[What you are asked to do]: From the entries that follow, pick out all lines holding "calendar".

[Given information]:
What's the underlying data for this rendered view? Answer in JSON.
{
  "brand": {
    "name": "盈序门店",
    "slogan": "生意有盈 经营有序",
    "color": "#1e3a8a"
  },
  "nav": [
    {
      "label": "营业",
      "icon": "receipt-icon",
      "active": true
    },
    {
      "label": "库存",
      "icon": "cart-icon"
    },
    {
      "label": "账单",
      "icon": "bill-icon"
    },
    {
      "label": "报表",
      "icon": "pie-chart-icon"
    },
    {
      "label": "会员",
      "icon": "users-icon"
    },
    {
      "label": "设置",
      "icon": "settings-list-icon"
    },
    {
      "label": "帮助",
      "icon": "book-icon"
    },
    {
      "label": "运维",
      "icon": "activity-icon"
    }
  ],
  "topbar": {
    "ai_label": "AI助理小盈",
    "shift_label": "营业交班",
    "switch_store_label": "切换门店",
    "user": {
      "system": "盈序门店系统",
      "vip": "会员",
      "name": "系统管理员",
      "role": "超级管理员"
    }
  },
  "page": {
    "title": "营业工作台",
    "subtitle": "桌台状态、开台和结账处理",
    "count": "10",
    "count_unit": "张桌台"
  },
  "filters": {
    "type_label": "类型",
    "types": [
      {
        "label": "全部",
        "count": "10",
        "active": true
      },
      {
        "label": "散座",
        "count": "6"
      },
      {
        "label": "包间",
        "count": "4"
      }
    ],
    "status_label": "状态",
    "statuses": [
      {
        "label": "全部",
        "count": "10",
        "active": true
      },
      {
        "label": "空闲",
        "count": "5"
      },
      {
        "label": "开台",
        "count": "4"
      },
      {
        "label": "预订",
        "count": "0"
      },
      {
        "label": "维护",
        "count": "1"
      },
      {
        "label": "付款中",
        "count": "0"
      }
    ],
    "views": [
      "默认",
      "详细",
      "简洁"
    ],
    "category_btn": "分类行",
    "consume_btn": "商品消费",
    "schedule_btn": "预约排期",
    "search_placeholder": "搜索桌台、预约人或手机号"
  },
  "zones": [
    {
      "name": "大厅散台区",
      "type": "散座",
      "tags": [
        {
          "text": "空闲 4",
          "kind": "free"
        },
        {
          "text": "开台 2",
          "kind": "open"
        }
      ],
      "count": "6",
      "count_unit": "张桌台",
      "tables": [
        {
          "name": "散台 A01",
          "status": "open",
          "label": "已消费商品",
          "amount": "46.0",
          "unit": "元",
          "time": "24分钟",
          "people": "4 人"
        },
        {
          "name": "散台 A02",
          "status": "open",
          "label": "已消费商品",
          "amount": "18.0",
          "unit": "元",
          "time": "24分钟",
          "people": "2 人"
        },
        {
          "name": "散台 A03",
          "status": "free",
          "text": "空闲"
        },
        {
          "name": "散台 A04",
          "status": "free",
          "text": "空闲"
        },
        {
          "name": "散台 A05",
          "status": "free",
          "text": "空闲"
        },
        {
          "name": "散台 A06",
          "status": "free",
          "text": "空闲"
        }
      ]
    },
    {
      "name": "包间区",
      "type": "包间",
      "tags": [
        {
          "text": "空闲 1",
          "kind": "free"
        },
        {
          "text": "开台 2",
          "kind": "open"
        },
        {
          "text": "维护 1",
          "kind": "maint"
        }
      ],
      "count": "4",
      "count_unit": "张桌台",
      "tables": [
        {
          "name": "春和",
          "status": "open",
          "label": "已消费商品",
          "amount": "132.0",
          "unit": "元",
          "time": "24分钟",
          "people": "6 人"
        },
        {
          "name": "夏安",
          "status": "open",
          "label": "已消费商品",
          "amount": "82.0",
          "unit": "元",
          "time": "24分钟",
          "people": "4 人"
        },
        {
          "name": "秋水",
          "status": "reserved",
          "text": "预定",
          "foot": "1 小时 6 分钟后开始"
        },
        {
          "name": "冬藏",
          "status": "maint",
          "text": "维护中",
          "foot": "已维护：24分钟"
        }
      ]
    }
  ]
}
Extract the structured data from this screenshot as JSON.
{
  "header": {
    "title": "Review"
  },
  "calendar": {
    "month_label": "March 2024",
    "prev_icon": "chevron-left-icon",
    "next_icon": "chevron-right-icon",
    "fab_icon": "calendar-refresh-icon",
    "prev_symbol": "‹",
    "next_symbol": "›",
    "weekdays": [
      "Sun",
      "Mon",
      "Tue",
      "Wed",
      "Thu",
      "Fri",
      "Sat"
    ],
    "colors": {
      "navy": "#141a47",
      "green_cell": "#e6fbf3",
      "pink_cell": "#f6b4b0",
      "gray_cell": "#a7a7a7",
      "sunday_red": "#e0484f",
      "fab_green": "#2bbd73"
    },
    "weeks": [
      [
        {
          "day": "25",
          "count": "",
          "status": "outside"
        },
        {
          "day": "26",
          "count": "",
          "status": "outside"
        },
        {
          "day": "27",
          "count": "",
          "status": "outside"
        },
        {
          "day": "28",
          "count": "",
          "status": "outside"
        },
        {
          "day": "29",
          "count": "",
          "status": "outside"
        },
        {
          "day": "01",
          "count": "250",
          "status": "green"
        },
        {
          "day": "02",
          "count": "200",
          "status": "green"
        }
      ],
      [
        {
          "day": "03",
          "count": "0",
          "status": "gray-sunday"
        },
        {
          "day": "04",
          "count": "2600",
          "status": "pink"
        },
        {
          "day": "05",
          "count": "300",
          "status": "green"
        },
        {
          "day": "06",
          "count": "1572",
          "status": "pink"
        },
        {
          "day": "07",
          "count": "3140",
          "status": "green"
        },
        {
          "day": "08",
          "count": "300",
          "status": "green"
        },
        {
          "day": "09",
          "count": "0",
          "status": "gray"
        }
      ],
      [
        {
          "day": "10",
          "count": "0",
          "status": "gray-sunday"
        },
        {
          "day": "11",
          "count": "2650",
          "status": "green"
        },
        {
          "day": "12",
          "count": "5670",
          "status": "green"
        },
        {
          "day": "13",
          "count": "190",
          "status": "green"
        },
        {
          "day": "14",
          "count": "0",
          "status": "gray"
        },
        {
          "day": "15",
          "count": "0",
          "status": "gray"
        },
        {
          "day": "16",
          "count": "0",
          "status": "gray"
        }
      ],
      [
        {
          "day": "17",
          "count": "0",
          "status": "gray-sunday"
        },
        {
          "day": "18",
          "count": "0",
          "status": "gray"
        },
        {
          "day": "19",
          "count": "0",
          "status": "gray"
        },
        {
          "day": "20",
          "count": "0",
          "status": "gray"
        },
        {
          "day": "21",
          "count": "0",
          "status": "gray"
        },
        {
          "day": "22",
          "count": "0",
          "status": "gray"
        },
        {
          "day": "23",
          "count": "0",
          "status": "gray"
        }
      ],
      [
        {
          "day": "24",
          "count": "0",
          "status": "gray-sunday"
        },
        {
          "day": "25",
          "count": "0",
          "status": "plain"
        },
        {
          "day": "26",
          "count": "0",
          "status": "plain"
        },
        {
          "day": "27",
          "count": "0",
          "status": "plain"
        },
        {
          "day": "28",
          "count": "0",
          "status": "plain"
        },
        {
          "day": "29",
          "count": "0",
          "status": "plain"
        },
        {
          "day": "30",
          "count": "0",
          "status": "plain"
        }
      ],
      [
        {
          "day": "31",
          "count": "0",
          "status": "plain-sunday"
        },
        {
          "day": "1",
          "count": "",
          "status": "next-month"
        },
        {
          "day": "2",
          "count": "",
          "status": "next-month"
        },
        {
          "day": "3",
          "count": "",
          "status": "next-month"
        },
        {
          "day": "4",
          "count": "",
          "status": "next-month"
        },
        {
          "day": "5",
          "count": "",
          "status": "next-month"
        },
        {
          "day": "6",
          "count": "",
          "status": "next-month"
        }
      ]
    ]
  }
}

[Response]:
  "calendar": {
    "fab_icon": "calendar-refresh-icon",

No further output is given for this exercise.